(Stored data)

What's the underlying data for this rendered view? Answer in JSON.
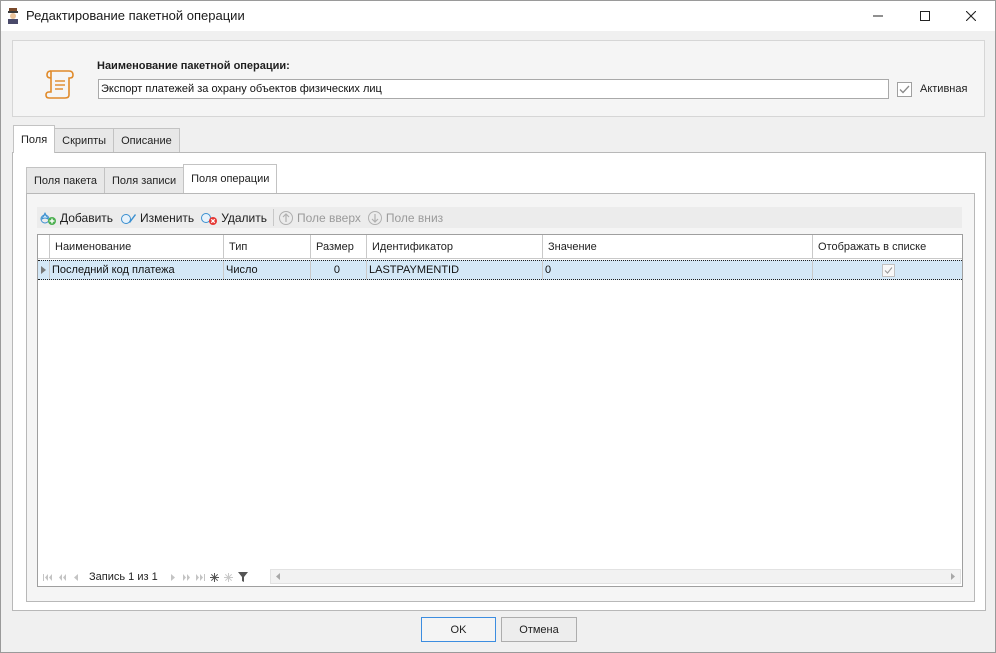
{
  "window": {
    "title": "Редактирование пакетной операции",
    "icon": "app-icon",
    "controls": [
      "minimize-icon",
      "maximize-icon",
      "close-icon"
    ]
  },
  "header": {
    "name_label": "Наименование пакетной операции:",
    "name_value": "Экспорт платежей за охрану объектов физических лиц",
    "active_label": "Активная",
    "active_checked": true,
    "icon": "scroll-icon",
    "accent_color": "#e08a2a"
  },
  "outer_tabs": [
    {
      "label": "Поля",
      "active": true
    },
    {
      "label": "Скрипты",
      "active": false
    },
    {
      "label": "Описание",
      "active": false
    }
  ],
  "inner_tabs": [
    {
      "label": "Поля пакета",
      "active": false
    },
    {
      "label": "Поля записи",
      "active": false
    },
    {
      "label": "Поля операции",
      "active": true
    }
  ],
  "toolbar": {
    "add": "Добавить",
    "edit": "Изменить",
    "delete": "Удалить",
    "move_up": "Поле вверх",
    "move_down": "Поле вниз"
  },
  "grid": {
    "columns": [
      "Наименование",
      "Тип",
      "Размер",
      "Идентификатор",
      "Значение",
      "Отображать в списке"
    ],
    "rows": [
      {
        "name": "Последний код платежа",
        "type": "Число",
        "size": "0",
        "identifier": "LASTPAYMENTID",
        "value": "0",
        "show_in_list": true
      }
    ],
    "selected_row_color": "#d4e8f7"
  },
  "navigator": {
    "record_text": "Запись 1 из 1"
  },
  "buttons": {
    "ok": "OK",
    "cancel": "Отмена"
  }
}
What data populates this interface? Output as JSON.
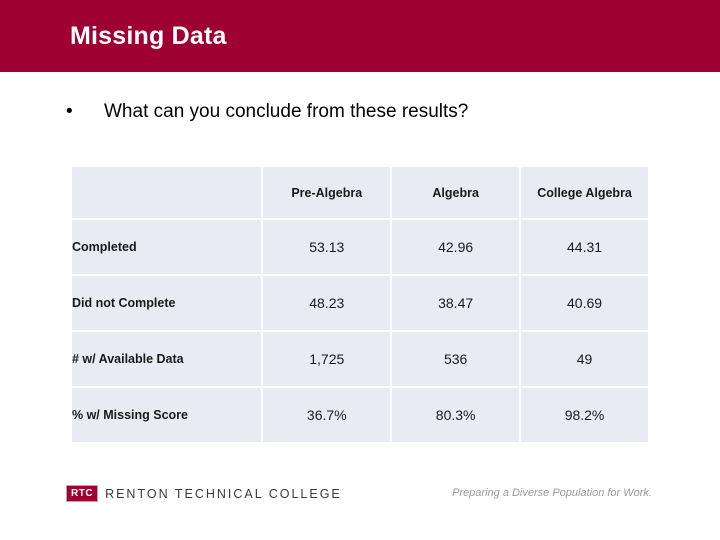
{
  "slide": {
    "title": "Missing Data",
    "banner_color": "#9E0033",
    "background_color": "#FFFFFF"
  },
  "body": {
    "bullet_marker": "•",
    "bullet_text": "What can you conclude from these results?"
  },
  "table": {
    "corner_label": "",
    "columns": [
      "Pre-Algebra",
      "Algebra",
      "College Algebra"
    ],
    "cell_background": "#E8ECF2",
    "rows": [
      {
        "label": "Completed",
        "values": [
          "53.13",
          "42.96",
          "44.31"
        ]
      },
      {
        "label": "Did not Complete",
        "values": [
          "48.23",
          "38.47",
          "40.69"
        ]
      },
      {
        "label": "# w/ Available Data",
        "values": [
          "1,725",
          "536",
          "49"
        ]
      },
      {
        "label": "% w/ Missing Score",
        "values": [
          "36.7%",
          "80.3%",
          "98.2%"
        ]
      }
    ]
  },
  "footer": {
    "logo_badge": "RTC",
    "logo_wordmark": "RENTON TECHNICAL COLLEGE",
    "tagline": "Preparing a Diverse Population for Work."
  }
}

* * *

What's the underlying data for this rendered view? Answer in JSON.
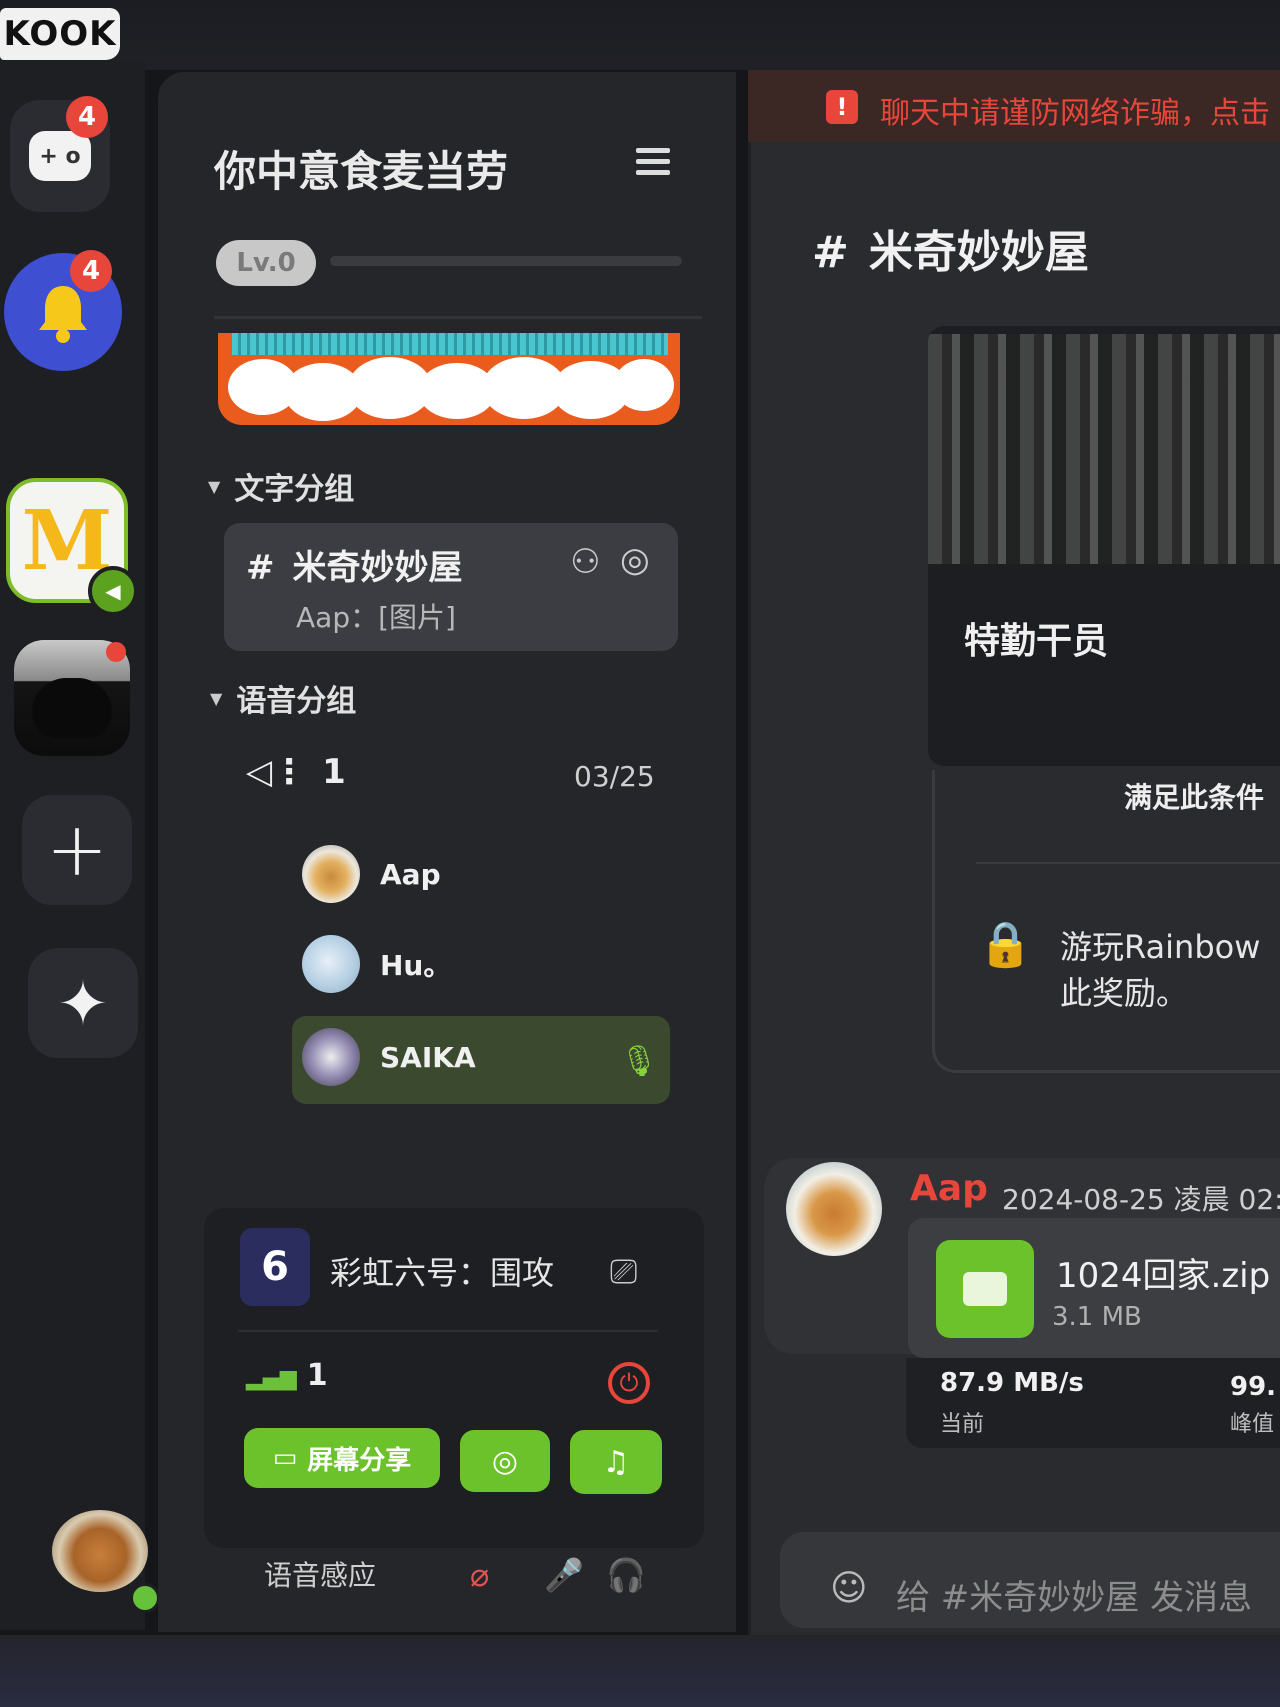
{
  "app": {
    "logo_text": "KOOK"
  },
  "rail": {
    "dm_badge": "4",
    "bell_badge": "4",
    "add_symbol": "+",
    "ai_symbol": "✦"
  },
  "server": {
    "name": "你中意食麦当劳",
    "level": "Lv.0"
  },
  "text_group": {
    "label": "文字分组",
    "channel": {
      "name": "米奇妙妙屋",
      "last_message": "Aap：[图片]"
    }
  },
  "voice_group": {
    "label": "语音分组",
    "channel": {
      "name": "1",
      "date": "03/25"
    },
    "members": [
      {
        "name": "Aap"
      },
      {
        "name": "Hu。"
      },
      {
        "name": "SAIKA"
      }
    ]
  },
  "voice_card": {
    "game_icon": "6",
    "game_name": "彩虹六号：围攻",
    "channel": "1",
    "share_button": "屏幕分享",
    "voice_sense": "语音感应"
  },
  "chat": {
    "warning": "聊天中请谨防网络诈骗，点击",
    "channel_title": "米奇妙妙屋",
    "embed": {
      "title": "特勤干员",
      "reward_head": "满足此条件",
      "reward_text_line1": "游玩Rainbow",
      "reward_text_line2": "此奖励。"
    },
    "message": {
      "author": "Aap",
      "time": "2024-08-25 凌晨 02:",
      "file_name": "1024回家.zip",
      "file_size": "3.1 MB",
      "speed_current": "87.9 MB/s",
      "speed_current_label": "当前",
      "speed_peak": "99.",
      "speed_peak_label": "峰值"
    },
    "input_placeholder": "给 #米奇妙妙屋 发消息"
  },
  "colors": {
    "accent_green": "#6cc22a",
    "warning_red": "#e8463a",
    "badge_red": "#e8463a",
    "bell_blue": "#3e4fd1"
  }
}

TASK PROMPT:
Show each line of the data that contains the string "Missing".

EXPECTED ANSWER:
    "title": "Missing Data",
        "label": "% w/ Missing Score",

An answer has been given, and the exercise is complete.